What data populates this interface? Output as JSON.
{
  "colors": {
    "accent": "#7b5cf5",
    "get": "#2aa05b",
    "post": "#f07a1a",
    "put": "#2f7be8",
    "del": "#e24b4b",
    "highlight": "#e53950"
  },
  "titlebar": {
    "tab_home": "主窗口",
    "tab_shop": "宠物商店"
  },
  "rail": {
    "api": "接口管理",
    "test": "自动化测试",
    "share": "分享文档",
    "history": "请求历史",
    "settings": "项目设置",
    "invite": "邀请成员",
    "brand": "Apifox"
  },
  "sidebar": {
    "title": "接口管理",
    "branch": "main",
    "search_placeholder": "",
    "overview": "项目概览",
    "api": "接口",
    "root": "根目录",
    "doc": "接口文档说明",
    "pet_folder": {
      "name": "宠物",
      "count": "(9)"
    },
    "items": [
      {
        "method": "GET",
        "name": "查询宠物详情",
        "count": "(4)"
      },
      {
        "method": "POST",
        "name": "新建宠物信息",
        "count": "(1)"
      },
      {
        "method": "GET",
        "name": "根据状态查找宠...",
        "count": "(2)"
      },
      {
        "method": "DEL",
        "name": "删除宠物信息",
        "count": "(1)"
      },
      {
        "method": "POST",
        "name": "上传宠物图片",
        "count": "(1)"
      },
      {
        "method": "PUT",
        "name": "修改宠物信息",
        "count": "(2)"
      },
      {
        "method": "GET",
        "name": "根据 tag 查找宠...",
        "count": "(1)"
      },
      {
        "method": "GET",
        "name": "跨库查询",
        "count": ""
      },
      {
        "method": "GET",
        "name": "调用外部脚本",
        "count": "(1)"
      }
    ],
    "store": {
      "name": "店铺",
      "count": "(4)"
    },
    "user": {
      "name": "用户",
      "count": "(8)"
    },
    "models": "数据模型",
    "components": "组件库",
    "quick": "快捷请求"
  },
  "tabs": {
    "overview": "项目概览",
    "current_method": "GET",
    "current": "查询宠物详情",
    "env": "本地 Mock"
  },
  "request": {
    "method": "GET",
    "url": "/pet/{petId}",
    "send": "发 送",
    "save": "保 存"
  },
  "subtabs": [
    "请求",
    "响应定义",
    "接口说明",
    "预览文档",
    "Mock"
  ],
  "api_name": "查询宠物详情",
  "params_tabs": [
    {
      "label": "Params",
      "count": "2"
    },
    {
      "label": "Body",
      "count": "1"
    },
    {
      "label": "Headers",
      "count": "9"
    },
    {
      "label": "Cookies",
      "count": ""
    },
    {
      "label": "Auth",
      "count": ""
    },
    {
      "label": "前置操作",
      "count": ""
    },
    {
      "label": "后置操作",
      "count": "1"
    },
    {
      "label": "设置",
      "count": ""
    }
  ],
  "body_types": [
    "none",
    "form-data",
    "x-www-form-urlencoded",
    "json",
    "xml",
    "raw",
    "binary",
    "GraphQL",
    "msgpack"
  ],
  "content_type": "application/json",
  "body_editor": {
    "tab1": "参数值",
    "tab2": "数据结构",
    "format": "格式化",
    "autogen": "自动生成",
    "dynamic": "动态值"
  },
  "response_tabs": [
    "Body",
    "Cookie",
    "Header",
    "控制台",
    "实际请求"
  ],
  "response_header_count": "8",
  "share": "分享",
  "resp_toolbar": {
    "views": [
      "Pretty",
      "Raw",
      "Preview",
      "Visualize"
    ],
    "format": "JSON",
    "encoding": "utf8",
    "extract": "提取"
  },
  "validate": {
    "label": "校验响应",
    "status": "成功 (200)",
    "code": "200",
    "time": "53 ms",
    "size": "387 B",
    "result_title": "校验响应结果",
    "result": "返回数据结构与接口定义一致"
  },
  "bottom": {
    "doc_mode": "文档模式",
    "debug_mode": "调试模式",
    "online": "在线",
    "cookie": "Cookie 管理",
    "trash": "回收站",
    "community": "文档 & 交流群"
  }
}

________________________________________

> Your objective: Only lines that contain the word "label" are wanted; copy each of them.

> Solution to the exercise:
      "label": "Params",
      "label": "Body",
      "label": "Headers",
      "label": "Cookies",
      "label": "Auth",
      "label": "前置操作",
      "label": "后置操作",
      "label": "设置",
    "label": "校验响应",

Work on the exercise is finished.